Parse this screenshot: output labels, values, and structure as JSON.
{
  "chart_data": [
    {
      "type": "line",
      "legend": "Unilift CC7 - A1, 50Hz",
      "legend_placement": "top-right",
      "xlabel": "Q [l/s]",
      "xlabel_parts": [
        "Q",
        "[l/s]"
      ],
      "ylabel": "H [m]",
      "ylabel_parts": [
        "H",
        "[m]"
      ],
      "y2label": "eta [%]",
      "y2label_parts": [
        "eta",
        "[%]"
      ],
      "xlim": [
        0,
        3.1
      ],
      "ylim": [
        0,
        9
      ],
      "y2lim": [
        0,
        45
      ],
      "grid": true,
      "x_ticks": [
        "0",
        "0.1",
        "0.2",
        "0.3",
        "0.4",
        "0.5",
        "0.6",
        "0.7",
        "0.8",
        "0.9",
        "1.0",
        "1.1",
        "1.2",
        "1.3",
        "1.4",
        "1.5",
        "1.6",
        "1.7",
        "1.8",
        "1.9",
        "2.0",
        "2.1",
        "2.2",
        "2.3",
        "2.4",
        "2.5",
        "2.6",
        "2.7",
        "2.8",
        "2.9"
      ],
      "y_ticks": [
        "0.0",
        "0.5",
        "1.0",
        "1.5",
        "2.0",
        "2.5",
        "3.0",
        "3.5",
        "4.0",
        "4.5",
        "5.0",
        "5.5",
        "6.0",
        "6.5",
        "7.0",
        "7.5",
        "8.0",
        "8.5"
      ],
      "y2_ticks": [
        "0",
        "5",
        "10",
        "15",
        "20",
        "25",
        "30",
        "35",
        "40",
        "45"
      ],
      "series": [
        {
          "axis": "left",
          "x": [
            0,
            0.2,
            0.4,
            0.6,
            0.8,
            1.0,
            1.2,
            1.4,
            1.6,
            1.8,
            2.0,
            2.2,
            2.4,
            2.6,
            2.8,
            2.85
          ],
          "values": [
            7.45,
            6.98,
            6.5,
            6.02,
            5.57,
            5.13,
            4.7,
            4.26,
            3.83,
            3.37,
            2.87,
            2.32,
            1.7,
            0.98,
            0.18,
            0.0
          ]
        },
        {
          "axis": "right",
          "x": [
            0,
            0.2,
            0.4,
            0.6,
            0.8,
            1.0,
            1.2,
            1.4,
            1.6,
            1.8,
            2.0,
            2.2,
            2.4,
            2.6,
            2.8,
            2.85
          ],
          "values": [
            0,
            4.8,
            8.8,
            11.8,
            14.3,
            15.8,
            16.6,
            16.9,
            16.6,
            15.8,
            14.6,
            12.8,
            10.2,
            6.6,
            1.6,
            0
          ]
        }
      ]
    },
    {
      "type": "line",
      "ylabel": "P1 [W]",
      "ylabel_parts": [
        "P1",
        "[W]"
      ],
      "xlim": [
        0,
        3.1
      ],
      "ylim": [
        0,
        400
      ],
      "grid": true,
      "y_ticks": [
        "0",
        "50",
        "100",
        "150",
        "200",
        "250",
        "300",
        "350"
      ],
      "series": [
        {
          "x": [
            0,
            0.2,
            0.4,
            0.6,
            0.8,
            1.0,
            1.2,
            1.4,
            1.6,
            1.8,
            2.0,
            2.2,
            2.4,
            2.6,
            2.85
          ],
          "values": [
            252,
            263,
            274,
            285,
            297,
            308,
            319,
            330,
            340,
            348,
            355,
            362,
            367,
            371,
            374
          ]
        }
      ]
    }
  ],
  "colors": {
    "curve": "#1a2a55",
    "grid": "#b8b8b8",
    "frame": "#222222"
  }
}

• • • •

Requirement: Each record above should be repeated exactly as it appears.

Answer for this exercise:
Parse this screenshot: output labels, values, and structure as JSON.
{
  "chart_data": [
    {
      "type": "line",
      "legend": "Unilift CC7 - A1, 50Hz",
      "legend_placement": "top-right",
      "xlabel": "Q [l/s]",
      "xlabel_parts": [
        "Q",
        "[l/s]"
      ],
      "ylabel": "H [m]",
      "ylabel_parts": [
        "H",
        "[m]"
      ],
      "y2label": "eta [%]",
      "y2label_parts": [
        "eta",
        "[%]"
      ],
      "xlim": [
        0,
        3.1
      ],
      "ylim": [
        0,
        9
      ],
      "y2lim": [
        0,
        45
      ],
      "grid": true,
      "x_ticks": [
        "0",
        "0.1",
        "0.2",
        "0.3",
        "0.4",
        "0.5",
        "0.6",
        "0.7",
        "0.8",
        "0.9",
        "1.0",
        "1.1",
        "1.2",
        "1.3",
        "1.4",
        "1.5",
        "1.6",
        "1.7",
        "1.8",
        "1.9",
        "2.0",
        "2.1",
        "2.2",
        "2.3",
        "2.4",
        "2.5",
        "2.6",
        "2.7",
        "2.8",
        "2.9"
      ],
      "y_ticks": [
        "0.0",
        "0.5",
        "1.0",
        "1.5",
        "2.0",
        "2.5",
        "3.0",
        "3.5",
        "4.0",
        "4.5",
        "5.0",
        "5.5",
        "6.0",
        "6.5",
        "7.0",
        "7.5",
        "8.0",
        "8.5"
      ],
      "y2_ticks": [
        "0",
        "5",
        "10",
        "15",
        "20",
        "25",
        "30",
        "35",
        "40",
        "45"
      ],
      "series": [
        {
          "axis": "left",
          "x": [
            0,
            0.2,
            0.4,
            0.6,
            0.8,
            1.0,
            1.2,
            1.4,
            1.6,
            1.8,
            2.0,
            2.2,
            2.4,
            2.6,
            2.8,
            2.85
          ],
          "values": [
            7.45,
            6.98,
            6.5,
            6.02,
            5.57,
            5.13,
            4.7,
            4.26,
            3.83,
            3.37,
            2.87,
            2.32,
            1.7,
            0.98,
            0.18,
            0.0
          ]
        },
        {
          "axis": "right",
          "x": [
            0,
            0.2,
            0.4,
            0.6,
            0.8,
            1.0,
            1.2,
            1.4,
            1.6,
            1.8,
            2.0,
            2.2,
            2.4,
            2.6,
            2.8,
            2.85
          ],
          "values": [
            0,
            4.8,
            8.8,
            11.8,
            14.3,
            15.8,
            16.6,
            16.9,
            16.6,
            15.8,
            14.6,
            12.8,
            10.2,
            6.6,
            1.6,
            0
          ]
        }
      ]
    },
    {
      "type": "line",
      "ylabel": "P1 [W]",
      "ylabel_parts": [
        "P1",
        "[W]"
      ],
      "xlim": [
        0,
        3.1
      ],
      "ylim": [
        0,
        400
      ],
      "grid": true,
      "y_ticks": [
        "0",
        "50",
        "100",
        "150",
        "200",
        "250",
        "300",
        "350"
      ],
      "series": [
        {
          "x": [
            0,
            0.2,
            0.4,
            0.6,
            0.8,
            1.0,
            1.2,
            1.4,
            1.6,
            1.8,
            2.0,
            2.2,
            2.4,
            2.6,
            2.85
          ],
          "values": [
            252,
            263,
            274,
            285,
            297,
            308,
            319,
            330,
            340,
            348,
            355,
            362,
            367,
            371,
            374
          ]
        }
      ]
    }
  ],
  "colors": {
    "curve": "#1a2a55",
    "grid": "#b8b8b8",
    "frame": "#222222"
  }
}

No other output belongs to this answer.